>> BEGIN DATA RECORDS

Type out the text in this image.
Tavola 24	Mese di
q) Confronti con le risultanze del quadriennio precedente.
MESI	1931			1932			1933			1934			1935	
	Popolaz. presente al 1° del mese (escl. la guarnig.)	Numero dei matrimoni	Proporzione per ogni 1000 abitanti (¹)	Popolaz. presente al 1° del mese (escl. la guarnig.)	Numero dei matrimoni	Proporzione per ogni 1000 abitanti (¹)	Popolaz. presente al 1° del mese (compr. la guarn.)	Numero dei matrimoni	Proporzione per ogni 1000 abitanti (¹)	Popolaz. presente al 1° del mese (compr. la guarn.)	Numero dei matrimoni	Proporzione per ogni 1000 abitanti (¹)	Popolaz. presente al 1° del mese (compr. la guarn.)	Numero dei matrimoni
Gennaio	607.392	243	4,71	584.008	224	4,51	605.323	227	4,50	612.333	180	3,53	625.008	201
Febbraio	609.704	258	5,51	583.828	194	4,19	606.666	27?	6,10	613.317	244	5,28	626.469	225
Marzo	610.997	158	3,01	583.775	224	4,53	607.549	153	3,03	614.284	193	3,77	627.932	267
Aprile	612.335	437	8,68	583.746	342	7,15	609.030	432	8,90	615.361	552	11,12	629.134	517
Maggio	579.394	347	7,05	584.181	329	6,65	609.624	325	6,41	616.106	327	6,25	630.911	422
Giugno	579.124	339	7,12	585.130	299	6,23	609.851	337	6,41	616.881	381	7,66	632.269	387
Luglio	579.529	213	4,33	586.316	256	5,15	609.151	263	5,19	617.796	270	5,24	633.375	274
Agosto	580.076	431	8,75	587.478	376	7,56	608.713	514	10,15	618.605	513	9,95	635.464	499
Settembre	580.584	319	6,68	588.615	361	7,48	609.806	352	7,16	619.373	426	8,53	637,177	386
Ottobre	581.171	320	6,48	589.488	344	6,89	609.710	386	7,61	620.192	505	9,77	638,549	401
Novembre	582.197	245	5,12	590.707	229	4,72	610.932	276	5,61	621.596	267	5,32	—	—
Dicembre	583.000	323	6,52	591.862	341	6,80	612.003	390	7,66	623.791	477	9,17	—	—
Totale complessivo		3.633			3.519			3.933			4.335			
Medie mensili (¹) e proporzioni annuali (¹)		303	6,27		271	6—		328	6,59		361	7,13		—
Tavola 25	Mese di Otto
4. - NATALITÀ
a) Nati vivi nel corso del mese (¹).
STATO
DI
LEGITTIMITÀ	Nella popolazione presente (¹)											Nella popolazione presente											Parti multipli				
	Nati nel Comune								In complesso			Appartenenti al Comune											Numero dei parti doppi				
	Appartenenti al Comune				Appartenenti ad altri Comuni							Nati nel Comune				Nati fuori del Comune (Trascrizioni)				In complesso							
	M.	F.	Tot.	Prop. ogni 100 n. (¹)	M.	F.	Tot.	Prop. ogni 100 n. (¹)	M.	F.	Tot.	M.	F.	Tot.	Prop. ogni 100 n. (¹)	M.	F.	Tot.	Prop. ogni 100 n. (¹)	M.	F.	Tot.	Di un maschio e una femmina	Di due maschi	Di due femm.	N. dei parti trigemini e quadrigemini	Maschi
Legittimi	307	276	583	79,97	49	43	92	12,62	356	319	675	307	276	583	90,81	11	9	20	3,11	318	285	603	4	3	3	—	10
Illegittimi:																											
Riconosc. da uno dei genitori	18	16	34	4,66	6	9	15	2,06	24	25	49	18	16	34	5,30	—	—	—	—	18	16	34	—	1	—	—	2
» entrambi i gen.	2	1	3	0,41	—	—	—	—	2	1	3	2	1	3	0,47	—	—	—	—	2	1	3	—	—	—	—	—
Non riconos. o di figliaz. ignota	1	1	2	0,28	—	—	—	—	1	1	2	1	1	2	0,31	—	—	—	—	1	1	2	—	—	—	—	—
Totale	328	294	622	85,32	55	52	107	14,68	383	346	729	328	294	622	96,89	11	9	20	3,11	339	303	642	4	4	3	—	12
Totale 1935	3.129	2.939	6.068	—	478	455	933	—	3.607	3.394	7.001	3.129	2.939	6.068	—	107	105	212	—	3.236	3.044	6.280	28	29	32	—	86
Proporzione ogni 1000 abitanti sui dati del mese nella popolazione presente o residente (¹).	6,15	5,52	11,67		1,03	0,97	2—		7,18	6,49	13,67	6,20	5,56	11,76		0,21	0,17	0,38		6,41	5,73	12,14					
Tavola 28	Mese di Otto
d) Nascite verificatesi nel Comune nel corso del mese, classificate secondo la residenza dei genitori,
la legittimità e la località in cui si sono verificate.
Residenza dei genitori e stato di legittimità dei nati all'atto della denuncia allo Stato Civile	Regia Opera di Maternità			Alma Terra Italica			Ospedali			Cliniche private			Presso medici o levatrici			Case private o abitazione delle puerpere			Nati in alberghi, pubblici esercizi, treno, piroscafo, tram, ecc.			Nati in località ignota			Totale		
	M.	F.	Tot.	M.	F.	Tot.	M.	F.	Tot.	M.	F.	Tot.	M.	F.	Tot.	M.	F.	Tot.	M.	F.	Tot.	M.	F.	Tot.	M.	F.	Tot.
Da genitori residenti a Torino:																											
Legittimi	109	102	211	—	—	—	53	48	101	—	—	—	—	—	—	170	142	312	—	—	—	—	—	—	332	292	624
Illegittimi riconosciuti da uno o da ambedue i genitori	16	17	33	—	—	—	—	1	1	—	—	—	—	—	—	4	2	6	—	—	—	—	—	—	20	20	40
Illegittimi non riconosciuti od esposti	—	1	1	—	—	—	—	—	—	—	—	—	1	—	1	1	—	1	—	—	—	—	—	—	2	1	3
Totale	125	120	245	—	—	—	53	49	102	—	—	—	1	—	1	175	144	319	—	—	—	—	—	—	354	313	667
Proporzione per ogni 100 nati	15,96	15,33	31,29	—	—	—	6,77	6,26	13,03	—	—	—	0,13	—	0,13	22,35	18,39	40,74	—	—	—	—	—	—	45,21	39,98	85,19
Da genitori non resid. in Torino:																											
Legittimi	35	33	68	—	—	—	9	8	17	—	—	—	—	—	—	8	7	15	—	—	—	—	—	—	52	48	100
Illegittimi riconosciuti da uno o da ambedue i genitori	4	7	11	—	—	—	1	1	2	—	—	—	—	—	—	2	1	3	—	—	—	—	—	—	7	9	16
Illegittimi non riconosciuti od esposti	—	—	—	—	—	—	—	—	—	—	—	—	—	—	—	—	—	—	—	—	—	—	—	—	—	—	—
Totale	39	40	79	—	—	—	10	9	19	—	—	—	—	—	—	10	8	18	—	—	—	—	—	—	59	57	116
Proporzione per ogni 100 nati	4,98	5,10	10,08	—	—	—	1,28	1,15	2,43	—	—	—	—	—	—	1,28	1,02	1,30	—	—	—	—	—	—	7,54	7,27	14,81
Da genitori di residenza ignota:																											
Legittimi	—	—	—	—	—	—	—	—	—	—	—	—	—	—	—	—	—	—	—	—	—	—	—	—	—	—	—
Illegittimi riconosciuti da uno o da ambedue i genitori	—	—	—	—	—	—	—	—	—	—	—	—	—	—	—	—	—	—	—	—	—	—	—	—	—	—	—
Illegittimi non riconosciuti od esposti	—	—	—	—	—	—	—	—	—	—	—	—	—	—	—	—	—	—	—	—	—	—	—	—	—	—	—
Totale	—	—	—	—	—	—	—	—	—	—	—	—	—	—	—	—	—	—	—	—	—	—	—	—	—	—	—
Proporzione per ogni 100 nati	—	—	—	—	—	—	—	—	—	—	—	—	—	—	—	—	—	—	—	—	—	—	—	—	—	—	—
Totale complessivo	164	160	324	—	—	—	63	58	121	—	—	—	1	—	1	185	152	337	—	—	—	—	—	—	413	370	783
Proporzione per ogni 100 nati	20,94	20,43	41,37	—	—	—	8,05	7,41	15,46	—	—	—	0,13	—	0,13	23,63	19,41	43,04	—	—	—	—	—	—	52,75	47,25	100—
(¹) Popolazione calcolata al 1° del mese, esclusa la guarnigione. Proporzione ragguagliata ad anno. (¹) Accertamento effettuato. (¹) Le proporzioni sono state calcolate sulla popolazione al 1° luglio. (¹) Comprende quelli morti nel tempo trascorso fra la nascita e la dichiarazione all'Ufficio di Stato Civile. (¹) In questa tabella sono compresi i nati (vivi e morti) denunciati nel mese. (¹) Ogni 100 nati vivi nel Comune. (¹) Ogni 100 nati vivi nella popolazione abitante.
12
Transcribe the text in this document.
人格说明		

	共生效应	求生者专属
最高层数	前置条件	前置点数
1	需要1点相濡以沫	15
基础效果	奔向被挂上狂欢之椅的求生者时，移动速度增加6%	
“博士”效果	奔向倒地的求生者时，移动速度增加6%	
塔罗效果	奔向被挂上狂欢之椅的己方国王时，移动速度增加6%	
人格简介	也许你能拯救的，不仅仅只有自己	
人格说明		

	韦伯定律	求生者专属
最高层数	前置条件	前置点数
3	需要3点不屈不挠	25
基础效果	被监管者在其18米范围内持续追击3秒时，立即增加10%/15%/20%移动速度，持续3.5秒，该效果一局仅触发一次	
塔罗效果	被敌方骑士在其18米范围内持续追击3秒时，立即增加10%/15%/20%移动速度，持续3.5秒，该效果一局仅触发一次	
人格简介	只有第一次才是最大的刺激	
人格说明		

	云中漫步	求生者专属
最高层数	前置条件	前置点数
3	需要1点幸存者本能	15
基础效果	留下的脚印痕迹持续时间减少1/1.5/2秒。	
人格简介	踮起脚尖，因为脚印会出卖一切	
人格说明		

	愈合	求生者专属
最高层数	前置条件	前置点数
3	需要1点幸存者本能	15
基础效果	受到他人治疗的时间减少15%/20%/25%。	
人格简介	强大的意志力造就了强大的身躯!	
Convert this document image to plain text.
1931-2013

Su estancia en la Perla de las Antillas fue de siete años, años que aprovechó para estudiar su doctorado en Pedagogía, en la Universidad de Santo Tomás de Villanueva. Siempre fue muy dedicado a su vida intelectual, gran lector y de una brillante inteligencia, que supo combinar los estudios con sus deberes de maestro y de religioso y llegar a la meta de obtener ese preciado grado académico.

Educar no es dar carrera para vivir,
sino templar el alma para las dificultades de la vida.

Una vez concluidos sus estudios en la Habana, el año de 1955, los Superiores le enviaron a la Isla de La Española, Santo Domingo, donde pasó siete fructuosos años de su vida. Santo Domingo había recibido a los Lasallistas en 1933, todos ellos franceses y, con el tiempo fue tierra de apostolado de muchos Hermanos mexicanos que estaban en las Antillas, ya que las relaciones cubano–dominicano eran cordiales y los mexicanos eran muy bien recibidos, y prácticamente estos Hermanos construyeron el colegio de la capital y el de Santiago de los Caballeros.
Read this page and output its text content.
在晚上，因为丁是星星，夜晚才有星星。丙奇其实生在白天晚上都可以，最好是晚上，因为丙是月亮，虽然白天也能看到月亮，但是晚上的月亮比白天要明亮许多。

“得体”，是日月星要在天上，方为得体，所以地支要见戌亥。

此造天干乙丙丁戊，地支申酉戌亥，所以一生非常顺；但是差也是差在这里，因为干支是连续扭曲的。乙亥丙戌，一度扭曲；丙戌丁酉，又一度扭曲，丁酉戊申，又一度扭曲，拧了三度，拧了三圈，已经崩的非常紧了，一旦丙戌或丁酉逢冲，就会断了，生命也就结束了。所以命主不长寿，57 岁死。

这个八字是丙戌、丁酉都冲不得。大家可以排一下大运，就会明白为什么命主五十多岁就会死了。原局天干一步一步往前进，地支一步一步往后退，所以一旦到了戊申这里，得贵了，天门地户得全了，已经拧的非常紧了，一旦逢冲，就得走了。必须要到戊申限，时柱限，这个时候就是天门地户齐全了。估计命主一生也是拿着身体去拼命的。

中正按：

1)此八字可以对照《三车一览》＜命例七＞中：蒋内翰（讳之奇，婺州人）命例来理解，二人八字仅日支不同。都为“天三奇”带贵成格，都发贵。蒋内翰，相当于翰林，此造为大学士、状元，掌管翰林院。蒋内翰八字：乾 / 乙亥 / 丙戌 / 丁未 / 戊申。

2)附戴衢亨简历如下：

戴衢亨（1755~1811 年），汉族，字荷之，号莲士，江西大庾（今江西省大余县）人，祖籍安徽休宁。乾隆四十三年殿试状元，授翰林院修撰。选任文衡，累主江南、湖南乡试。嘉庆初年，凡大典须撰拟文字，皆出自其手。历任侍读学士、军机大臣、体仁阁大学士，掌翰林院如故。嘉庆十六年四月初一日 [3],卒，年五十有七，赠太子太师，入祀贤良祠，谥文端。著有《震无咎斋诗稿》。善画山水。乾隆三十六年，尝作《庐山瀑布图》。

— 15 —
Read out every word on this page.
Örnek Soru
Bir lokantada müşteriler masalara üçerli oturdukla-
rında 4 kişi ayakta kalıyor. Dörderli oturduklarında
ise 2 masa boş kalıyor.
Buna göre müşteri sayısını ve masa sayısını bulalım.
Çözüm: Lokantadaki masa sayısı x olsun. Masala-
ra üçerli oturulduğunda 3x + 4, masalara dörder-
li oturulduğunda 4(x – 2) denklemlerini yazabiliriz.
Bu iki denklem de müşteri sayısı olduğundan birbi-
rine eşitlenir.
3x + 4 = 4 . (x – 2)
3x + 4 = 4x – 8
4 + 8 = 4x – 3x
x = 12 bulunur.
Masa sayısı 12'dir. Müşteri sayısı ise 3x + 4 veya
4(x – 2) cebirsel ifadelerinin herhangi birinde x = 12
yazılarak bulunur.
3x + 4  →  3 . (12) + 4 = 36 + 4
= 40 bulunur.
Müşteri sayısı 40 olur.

>> END DATA RECORDS

▶ PROBLEM DETAILS: Go through the lines above. Select every one that has the string "page".

▶ TASK SOLUTION:
Read this page and output its text content.
Read out every word on this page.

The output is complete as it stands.